Data records
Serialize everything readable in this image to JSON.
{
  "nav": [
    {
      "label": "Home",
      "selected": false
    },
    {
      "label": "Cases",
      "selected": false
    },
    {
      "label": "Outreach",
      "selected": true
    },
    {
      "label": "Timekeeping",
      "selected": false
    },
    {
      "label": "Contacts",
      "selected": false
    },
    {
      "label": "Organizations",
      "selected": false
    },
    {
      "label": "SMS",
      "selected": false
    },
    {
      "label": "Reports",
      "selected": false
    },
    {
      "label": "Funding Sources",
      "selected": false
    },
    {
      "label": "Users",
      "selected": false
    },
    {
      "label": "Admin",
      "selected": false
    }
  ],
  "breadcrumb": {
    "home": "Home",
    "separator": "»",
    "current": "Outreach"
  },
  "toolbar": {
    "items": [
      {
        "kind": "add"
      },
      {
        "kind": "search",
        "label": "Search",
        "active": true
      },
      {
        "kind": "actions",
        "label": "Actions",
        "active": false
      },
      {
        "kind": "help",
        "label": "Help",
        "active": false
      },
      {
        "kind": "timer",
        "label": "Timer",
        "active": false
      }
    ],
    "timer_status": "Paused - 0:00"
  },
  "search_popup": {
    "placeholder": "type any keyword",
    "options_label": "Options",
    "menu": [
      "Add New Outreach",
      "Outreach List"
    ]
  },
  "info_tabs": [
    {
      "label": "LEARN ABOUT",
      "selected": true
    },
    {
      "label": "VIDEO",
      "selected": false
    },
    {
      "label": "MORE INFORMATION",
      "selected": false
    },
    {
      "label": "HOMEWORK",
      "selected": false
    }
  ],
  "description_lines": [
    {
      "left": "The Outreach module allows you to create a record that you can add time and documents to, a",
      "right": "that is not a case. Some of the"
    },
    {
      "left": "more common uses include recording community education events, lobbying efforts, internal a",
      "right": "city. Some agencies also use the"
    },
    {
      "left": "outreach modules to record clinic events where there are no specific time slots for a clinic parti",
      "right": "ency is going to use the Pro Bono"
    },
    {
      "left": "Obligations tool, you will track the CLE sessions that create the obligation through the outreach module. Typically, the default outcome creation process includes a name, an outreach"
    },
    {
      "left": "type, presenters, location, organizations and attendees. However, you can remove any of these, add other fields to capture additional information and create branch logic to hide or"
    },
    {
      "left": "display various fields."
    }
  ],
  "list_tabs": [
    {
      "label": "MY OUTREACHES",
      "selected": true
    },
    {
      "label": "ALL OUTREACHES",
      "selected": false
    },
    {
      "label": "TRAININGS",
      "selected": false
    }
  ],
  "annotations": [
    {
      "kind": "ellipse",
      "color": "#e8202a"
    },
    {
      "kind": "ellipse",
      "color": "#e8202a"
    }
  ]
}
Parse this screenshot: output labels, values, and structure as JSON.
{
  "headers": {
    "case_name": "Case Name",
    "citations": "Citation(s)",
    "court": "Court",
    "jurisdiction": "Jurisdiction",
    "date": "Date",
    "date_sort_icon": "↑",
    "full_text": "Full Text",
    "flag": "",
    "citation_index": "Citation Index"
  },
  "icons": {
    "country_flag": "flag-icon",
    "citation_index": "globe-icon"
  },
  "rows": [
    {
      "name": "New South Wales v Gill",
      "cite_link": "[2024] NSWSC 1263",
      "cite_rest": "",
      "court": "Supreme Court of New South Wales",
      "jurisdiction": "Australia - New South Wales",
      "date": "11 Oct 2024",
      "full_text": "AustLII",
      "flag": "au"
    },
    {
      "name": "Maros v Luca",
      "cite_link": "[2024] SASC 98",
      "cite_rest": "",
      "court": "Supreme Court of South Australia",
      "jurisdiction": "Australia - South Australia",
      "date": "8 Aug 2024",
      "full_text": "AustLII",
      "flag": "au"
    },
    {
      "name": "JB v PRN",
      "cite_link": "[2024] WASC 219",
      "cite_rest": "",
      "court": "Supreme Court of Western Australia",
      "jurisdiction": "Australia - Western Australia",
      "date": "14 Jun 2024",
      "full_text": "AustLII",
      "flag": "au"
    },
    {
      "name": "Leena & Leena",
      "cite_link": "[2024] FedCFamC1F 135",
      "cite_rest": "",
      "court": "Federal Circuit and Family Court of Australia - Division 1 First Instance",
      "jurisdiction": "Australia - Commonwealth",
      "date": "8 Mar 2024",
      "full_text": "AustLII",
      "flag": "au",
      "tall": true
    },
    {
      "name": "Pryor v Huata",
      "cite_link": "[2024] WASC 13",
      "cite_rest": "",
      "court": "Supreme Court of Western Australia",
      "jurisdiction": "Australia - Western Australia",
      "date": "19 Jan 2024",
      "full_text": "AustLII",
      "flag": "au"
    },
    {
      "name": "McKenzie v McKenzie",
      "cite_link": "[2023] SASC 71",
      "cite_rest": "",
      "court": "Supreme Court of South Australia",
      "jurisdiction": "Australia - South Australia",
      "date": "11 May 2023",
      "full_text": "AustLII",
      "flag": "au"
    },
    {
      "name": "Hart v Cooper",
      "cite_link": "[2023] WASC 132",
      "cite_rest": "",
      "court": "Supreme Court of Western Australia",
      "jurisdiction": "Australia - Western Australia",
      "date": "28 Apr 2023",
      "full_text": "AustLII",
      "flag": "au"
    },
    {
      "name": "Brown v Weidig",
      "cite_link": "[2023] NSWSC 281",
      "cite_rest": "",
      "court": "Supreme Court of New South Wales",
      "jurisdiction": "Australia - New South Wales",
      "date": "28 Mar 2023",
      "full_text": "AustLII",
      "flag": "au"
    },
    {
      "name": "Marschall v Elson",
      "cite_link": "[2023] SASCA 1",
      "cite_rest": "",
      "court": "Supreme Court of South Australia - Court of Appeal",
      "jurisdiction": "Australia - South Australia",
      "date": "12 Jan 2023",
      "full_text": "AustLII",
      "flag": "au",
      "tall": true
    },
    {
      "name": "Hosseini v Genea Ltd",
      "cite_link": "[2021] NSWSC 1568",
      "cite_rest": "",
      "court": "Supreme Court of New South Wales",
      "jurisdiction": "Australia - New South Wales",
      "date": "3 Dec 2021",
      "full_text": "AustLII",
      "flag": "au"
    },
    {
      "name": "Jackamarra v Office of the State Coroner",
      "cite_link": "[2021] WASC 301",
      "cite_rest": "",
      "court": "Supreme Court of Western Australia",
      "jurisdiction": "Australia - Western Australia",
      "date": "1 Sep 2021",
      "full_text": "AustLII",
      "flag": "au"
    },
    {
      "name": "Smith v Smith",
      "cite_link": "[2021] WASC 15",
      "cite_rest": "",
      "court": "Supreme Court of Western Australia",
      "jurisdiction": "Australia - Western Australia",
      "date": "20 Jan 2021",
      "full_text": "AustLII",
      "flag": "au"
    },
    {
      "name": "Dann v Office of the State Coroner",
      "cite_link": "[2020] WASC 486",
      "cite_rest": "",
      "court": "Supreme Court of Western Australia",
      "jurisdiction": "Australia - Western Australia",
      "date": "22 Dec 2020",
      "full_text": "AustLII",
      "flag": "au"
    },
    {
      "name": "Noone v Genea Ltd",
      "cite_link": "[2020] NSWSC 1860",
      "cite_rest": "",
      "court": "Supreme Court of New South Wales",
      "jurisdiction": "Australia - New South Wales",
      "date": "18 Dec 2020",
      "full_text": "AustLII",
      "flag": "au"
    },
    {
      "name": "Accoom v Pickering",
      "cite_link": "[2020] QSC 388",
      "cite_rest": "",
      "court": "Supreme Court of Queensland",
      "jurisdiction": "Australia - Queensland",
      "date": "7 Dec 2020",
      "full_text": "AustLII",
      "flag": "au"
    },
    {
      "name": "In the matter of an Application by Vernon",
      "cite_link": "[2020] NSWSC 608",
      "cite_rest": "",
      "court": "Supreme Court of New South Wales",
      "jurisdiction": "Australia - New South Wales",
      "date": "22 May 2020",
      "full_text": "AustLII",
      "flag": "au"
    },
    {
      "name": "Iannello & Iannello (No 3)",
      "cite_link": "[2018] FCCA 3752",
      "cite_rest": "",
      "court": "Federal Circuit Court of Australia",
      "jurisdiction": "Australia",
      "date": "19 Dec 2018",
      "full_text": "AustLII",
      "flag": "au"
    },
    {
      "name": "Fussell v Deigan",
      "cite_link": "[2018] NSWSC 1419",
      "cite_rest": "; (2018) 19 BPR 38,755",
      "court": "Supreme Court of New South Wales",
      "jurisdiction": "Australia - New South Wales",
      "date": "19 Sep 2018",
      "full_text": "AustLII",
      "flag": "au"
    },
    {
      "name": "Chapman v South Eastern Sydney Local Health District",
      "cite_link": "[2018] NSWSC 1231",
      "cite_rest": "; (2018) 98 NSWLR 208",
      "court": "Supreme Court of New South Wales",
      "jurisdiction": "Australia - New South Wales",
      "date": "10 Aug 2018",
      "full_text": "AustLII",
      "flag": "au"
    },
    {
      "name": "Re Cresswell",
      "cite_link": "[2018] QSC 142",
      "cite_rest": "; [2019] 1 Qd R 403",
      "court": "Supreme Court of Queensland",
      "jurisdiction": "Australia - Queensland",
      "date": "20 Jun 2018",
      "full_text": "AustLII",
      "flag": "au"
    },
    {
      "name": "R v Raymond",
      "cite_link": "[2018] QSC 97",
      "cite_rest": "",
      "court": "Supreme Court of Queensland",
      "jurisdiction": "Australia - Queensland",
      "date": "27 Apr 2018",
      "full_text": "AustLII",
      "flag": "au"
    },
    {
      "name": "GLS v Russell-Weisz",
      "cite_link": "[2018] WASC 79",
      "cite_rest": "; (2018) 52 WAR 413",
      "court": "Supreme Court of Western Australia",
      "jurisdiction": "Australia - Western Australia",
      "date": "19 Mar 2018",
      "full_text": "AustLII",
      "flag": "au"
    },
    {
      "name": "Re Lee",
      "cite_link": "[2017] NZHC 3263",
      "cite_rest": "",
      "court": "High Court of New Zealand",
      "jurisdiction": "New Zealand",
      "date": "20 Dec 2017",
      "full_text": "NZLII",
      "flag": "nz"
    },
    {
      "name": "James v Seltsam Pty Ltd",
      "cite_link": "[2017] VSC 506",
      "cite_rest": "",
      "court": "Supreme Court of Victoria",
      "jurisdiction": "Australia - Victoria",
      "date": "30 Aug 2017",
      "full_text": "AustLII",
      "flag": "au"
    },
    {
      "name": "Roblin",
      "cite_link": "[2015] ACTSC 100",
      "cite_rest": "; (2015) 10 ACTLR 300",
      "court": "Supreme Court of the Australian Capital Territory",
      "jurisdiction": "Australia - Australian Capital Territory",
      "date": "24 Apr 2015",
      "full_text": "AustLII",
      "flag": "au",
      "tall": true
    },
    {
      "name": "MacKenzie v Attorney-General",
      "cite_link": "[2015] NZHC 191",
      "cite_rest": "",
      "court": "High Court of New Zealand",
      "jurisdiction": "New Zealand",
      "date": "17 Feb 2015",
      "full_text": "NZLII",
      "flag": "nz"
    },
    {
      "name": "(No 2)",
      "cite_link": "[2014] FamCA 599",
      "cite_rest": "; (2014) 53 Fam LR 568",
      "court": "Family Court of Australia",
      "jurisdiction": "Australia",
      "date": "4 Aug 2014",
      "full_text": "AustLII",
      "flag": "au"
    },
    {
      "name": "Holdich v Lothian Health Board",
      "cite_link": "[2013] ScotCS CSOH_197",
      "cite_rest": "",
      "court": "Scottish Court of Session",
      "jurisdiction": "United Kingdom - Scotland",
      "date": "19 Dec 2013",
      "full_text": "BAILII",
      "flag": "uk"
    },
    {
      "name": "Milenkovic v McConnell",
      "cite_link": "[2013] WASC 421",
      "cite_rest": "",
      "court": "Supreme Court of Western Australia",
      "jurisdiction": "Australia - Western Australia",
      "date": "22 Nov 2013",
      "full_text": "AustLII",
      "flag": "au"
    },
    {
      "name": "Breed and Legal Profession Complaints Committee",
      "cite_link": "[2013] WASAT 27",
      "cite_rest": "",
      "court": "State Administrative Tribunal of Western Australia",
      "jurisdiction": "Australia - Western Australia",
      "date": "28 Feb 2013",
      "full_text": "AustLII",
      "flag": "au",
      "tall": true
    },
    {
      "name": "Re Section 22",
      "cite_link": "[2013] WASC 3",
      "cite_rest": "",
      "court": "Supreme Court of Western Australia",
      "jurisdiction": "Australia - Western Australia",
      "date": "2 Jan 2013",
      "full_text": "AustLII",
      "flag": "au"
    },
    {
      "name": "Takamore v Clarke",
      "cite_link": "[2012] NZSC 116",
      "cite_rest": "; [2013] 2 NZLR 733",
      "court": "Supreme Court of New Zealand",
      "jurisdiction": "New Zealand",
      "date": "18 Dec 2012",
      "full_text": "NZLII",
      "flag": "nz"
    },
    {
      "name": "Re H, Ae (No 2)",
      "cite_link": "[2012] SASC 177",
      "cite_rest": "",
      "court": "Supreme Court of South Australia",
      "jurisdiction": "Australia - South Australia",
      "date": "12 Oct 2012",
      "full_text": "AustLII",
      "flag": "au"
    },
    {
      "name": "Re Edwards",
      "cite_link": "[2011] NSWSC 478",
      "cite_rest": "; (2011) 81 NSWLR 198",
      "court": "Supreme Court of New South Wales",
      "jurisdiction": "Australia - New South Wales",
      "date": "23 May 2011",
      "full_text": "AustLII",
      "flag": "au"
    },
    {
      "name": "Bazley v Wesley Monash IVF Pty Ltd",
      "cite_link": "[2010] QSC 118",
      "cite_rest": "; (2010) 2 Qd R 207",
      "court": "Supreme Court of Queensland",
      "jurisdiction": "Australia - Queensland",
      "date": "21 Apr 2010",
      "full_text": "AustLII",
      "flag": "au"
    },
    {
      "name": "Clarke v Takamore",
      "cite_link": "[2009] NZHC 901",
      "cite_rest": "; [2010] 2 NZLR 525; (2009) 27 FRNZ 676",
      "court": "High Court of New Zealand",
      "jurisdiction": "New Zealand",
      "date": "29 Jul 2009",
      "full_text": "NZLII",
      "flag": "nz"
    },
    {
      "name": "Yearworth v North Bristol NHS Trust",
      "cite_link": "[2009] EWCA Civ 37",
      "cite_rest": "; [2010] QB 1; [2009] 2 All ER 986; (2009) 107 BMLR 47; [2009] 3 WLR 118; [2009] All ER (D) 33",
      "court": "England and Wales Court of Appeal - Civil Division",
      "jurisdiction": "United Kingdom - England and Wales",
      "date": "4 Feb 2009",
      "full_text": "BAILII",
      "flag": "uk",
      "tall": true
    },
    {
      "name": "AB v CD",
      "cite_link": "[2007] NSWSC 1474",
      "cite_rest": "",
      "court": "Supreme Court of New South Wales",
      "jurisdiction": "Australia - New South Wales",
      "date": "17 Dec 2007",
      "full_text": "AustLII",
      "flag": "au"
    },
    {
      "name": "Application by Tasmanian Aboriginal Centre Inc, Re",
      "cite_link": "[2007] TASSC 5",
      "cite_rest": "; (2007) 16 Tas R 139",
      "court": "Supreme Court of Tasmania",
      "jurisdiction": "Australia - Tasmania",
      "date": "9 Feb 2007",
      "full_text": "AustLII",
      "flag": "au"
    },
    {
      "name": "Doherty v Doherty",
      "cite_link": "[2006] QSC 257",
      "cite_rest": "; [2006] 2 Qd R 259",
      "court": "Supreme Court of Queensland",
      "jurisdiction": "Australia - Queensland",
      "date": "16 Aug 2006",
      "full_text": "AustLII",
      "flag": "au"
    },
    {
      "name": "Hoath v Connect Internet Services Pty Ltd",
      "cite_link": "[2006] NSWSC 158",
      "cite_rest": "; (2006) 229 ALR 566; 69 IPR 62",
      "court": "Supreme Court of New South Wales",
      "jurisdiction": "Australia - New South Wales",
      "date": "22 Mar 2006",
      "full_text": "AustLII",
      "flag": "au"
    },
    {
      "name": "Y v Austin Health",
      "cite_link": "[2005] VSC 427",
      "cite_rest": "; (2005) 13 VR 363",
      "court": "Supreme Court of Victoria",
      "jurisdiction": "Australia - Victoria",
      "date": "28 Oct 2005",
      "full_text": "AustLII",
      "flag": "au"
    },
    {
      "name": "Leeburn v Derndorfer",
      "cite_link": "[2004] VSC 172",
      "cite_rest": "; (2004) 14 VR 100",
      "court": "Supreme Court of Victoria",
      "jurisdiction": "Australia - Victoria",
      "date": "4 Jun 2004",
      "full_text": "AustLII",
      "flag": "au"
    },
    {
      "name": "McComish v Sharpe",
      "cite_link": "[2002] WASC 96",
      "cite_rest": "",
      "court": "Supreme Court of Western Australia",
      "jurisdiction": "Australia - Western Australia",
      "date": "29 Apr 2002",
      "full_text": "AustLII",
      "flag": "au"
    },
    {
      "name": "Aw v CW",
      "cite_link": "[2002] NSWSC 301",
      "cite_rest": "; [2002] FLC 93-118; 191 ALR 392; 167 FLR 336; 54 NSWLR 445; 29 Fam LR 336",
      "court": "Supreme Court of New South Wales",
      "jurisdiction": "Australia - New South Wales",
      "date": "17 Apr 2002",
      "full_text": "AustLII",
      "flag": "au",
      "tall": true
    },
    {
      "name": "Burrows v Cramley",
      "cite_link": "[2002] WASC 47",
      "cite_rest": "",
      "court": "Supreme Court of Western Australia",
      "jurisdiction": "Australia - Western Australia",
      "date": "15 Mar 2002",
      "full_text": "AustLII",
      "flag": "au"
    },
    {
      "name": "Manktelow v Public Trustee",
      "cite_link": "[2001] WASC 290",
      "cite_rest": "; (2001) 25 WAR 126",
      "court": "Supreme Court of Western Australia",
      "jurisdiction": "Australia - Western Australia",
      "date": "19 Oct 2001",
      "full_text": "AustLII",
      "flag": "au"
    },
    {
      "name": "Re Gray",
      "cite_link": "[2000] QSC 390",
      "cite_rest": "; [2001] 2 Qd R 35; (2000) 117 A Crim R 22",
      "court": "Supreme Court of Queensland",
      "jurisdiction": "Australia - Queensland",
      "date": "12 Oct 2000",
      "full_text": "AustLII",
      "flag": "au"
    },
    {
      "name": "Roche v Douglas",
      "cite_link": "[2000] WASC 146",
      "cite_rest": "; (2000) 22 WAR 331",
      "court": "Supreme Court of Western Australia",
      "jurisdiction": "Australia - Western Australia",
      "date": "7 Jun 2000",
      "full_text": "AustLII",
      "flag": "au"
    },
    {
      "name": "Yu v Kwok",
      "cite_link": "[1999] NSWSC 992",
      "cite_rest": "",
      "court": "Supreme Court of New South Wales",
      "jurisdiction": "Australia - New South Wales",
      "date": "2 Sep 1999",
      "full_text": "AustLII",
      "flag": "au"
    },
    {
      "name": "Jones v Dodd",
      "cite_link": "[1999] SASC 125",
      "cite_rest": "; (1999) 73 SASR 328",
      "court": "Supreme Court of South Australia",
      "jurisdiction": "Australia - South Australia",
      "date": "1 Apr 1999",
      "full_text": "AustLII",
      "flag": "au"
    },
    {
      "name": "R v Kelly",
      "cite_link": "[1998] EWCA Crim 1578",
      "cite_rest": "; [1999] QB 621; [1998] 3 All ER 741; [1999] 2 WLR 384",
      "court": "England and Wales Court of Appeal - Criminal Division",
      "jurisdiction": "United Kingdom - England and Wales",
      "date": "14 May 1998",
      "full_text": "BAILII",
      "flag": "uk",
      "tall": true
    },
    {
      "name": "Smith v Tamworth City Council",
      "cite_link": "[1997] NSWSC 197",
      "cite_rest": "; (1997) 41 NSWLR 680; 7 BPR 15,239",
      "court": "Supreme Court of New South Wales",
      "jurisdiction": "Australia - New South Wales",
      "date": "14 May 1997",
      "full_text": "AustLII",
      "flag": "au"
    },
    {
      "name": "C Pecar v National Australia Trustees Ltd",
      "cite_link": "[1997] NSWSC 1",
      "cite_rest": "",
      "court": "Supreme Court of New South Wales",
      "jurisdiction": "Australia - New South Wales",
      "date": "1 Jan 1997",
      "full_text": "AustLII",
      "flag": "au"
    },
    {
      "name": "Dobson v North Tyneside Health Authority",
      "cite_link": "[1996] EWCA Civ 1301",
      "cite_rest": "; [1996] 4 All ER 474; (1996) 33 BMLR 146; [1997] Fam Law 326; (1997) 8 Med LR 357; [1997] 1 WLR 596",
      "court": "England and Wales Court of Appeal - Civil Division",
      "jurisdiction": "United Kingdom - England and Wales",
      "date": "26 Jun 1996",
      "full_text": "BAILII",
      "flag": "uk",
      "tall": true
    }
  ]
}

### [Task]
Which lines of the data above contain "Family"? Copy each one.

### [Answer to the exercise]
      "court": "Federal Circuit and Family Court of Australia - Division 1 First Instance",
      "court": "Family Court of Australia",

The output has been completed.